Layout element entries
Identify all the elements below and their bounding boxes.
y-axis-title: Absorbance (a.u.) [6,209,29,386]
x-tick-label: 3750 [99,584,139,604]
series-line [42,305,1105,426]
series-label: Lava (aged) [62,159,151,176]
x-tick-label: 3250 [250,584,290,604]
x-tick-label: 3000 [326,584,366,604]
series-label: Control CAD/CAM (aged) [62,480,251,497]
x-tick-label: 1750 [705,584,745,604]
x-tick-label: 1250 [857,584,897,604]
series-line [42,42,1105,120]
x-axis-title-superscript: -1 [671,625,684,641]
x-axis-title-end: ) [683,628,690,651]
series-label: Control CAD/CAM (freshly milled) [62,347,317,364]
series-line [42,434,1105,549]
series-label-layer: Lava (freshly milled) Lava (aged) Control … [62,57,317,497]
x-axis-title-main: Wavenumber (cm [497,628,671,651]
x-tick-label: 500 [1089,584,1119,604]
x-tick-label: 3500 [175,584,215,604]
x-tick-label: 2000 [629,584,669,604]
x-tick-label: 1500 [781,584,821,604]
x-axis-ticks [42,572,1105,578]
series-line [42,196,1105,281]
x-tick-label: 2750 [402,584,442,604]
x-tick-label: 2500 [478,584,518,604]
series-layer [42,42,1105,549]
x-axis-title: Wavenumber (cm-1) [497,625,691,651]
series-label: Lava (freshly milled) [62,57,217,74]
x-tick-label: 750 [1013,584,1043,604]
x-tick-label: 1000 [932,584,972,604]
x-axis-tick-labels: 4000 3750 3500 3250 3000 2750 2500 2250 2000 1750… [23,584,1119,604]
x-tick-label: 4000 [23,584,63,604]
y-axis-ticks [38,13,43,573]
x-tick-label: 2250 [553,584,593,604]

EXERCISE AIM:
Put every line of the entries above into a Markdown table with the columns "Row" and "Entry line", numbering each row and skipping blank lines.

RESULT FOR THIS EXERCISE:
| Row | Entry line |
|---|---|
| 1 | Identify all the elements below and their bounding boxes. |
| 2 | y-axis-title: Absorbance (a.u.) [6,209,29,386] |
| 3 | x-tick-label: 3750 [99,584,139,604] |
| 4 | series-line [42,305,1105,426] |
| 5 | series-label: Lava (aged) [62,159,151,176] |
| 6 | x-tick-label: 3250 [250,584,290,604] |
| 7 | x-tick-label: 3000 [326,584,366,604] |
| 8 | series-label: Control CAD/CAM (aged) [62,480,251,497] |
| 9 | x-tick-label: 1750 [705,584,745,604] |
| 10 | x-tick-label: 1250 [857,584,897,604] |
| 11 | series-line [42,42,1105,120] |
| 12 | x-axis-title-superscript: -1 [671,625,684,641] |
| 13 | x-axis-title-end: ) [683,628,690,651] |
| 14 | series-label: Control CAD/CAM (freshly milled) [62,347,317,364] |
| 15 | series-line [42,434,1105,549] |
| 16 | series-label-layer: Lava (freshly milled) Lava (aged) Control … [62,57,317,497] |
| 17 | x-axis-title-main: Wavenumber (cm [497,628,671,651] |
| 18 | x-tick-label: 500 [1089,584,1119,604] |
| 19 | x-tick-label: 3500 [175,584,215,604] |
| 20 | x-tick-label: 2000 [629,584,669,604] |
| 21 | x-tick-label: 1500 [781,584,821,604] |
| 22 | x-axis-ticks [42,572,1105,578] |
| 23 | series-line [42,196,1105,281] |
| 24 | x-tick-label: 2750 [402,584,442,604] |
| 25 | x-tick-label: 2500 [478,584,518,604] |
| 26 | series-layer [42,42,1105,549] |
| 27 | x-axis-title: Wavenumber (cm-1) [497,625,691,651] |
| 28 | series-label: Lava (freshly milled) [62,57,217,74] |
| 29 | x-tick-label: 750 [1013,584,1043,604] |
| 30 | x-tick-label: 1000 [932,584,972,604] |
| 31 | x-axis-tick-labels: 4000 3750 3500 3250 3000 2750 2500 2250 2000 1750… [23,584,1119,604] |
| 32 | x-tick-label: 4000 [23,584,63,604] |
| 33 | y-axis-ticks [38,13,43,573] |
| 34 | x-tick-label: 2250 [553,584,593,604] |